Stored data entries
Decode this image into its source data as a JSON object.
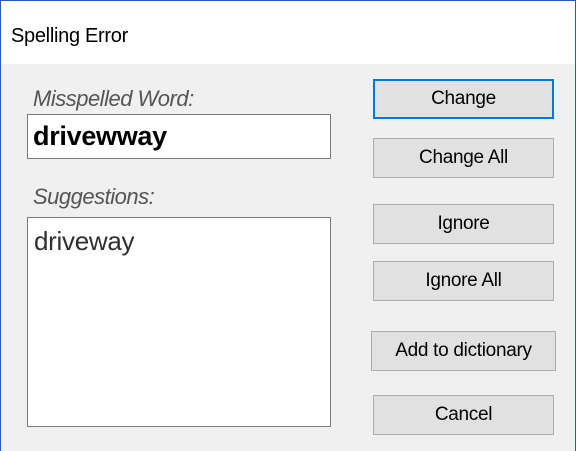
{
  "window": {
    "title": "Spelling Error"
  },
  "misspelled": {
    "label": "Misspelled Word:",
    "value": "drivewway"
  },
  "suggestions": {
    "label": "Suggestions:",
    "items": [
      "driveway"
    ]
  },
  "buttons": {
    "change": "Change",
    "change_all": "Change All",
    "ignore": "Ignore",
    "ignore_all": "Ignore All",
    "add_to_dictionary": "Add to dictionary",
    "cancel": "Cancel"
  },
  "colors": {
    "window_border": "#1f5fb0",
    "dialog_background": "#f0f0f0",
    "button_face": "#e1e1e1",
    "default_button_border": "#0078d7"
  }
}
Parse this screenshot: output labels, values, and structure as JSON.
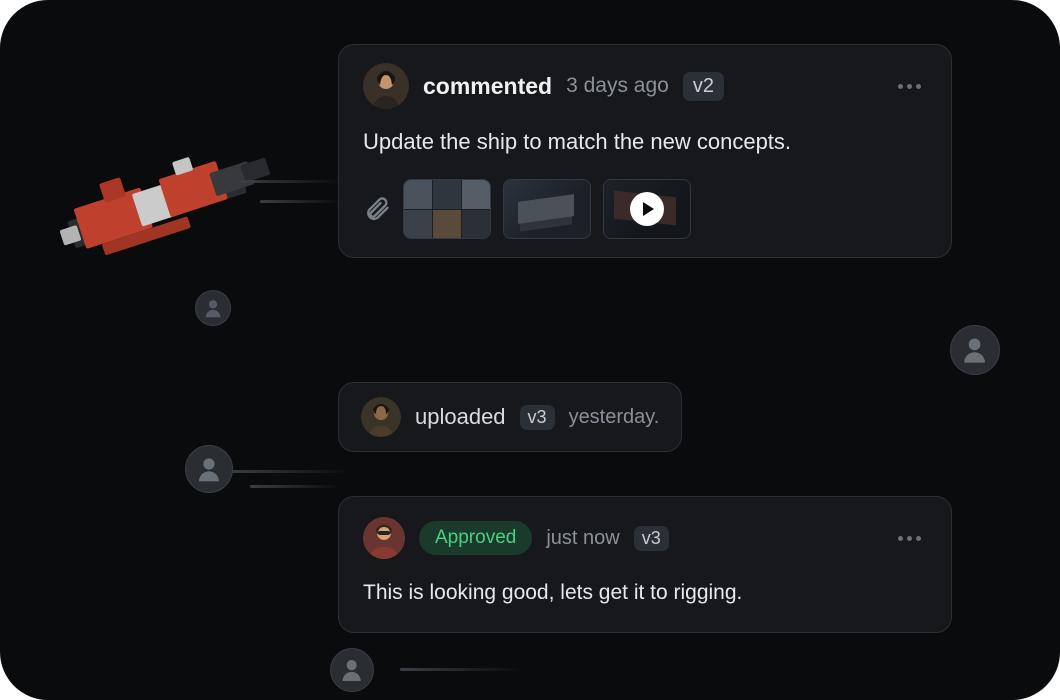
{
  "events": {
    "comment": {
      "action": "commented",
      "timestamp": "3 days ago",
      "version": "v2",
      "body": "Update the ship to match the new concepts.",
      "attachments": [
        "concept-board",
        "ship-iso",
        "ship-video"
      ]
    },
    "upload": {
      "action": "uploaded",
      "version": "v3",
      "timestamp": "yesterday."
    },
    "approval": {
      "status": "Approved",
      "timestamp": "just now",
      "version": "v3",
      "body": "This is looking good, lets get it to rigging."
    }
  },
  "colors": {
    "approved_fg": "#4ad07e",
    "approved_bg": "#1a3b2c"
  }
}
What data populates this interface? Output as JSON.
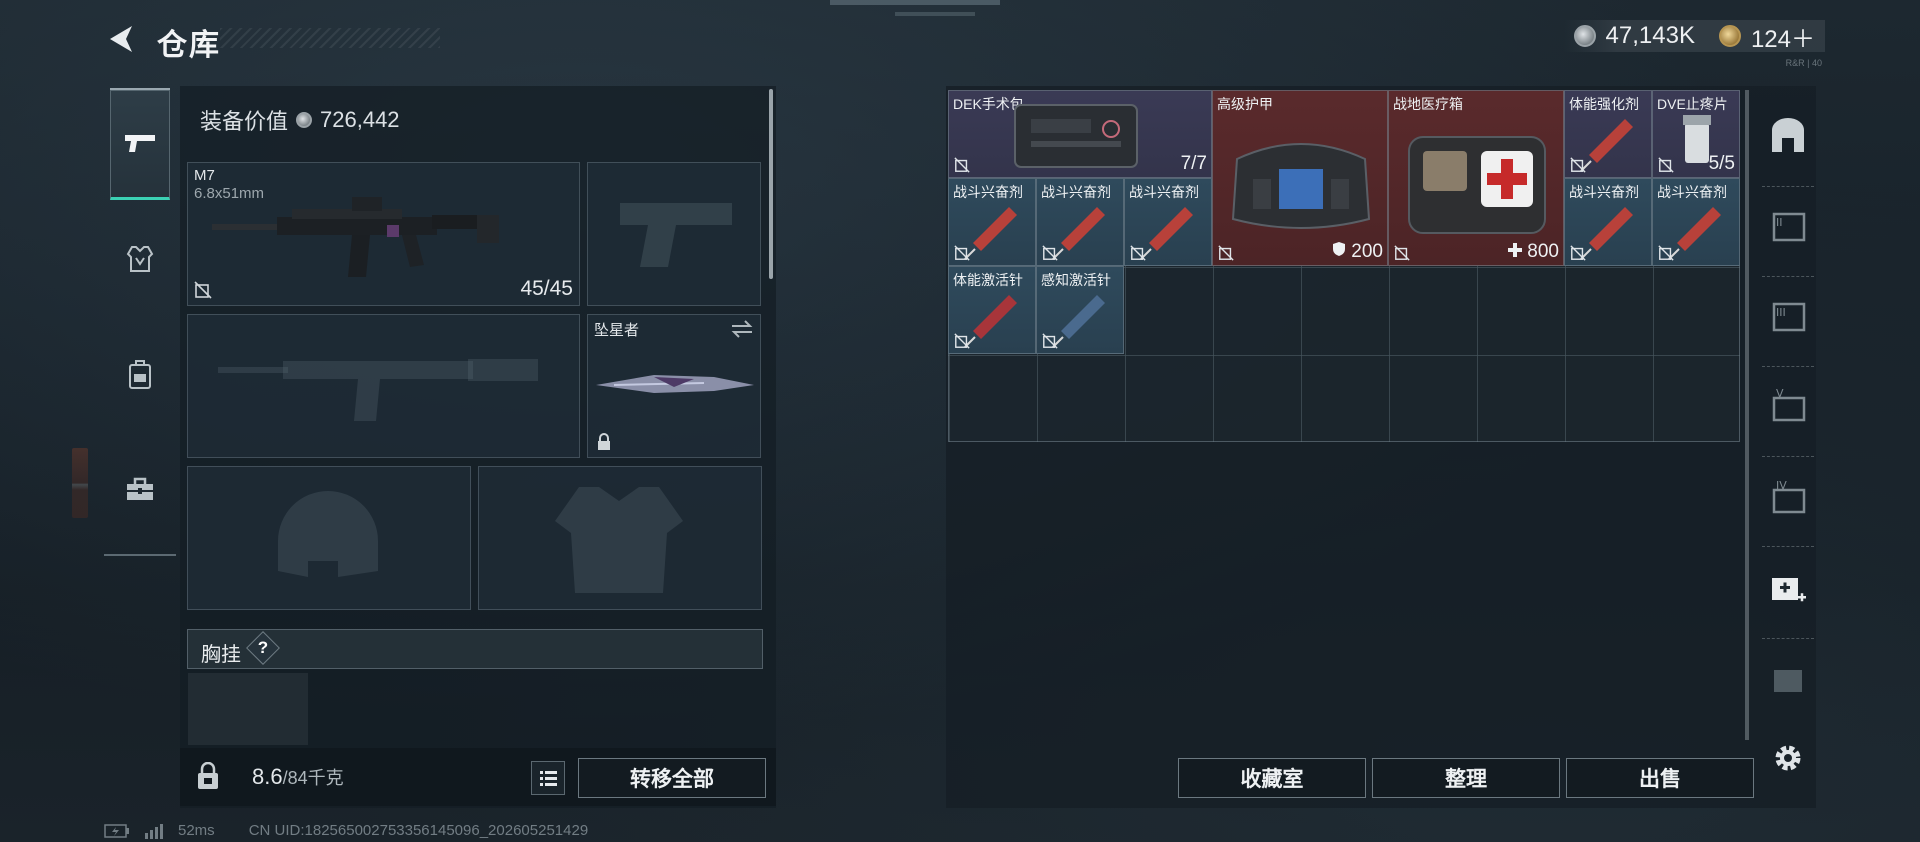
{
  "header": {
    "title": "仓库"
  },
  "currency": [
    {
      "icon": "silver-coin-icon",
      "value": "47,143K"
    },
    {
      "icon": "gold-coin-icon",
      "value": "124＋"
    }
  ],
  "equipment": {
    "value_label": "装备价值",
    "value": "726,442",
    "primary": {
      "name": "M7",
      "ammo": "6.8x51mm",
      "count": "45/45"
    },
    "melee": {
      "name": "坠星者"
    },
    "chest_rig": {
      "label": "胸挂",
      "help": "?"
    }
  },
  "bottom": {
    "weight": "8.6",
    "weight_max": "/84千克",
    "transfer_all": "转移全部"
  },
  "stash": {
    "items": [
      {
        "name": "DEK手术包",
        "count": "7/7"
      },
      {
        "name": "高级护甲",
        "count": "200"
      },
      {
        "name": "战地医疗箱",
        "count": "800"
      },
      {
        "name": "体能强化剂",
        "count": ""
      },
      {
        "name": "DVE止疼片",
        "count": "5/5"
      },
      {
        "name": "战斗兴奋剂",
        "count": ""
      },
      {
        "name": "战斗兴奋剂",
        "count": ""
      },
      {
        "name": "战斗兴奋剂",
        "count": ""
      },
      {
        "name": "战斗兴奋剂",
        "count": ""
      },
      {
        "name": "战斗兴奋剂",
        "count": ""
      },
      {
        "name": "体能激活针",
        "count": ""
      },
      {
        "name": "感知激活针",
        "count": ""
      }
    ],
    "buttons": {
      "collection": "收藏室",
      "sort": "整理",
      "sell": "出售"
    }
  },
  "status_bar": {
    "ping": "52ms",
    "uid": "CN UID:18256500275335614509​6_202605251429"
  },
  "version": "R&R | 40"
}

==

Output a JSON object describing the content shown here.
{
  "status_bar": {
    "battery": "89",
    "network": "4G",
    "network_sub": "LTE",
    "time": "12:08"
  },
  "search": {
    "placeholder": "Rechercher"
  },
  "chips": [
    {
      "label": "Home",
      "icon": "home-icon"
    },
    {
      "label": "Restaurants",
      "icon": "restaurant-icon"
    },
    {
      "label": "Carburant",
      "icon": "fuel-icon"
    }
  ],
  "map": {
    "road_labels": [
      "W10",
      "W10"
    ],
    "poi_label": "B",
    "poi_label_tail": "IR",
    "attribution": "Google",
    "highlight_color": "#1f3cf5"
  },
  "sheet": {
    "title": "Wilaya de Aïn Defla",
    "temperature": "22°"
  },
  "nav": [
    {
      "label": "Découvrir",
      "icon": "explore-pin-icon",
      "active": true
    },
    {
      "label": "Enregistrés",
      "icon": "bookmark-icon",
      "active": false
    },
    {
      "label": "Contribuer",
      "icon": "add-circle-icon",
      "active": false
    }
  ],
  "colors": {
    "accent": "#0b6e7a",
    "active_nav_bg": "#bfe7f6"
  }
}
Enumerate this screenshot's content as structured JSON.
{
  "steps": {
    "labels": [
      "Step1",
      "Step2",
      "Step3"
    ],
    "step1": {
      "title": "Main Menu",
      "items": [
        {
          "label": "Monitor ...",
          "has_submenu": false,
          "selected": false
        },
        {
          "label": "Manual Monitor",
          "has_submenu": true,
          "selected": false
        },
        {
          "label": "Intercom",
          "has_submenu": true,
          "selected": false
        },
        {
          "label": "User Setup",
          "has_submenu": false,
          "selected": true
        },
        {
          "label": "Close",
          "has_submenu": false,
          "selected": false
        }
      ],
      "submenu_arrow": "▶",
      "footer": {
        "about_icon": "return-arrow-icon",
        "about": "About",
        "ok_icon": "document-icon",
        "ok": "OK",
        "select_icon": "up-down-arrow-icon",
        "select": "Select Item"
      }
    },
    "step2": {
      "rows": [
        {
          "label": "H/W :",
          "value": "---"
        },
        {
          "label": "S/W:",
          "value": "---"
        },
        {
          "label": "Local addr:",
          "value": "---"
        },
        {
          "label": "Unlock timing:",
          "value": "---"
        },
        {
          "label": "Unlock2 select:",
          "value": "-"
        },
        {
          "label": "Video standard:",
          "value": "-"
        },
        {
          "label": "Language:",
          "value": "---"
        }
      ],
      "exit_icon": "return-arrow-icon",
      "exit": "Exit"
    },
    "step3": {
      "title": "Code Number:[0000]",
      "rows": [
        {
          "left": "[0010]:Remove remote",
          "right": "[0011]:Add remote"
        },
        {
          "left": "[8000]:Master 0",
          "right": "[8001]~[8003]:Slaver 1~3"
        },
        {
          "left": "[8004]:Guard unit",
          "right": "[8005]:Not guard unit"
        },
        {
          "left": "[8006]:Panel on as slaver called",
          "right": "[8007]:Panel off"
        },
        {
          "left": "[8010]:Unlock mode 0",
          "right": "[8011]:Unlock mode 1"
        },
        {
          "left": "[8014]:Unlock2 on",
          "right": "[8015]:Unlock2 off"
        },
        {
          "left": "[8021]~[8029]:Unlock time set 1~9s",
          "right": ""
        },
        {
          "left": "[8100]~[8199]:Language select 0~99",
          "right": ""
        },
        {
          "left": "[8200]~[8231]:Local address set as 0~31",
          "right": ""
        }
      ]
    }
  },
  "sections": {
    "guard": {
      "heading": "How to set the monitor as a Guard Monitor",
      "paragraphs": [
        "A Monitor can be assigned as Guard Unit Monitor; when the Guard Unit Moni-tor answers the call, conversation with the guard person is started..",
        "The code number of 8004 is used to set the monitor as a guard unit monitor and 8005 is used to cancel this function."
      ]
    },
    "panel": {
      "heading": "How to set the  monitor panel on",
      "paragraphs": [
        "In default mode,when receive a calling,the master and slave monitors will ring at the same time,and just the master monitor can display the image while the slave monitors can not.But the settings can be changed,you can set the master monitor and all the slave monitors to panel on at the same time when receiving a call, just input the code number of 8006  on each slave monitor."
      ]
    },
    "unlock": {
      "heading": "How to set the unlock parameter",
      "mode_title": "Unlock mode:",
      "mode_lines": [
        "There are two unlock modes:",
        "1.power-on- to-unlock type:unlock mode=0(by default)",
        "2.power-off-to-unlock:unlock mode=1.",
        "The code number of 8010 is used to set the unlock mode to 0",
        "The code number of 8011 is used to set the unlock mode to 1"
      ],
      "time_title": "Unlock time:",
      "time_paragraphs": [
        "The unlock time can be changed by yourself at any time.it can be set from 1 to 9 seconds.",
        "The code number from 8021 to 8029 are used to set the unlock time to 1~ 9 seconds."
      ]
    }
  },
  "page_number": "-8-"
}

▶ [What you have to do]:
Extract every line from the records above that contains the word "true".

▶ [Result for this task]:
      "active": true
          "has_submenu": true,
          "has_submenu": true,
          "selected": true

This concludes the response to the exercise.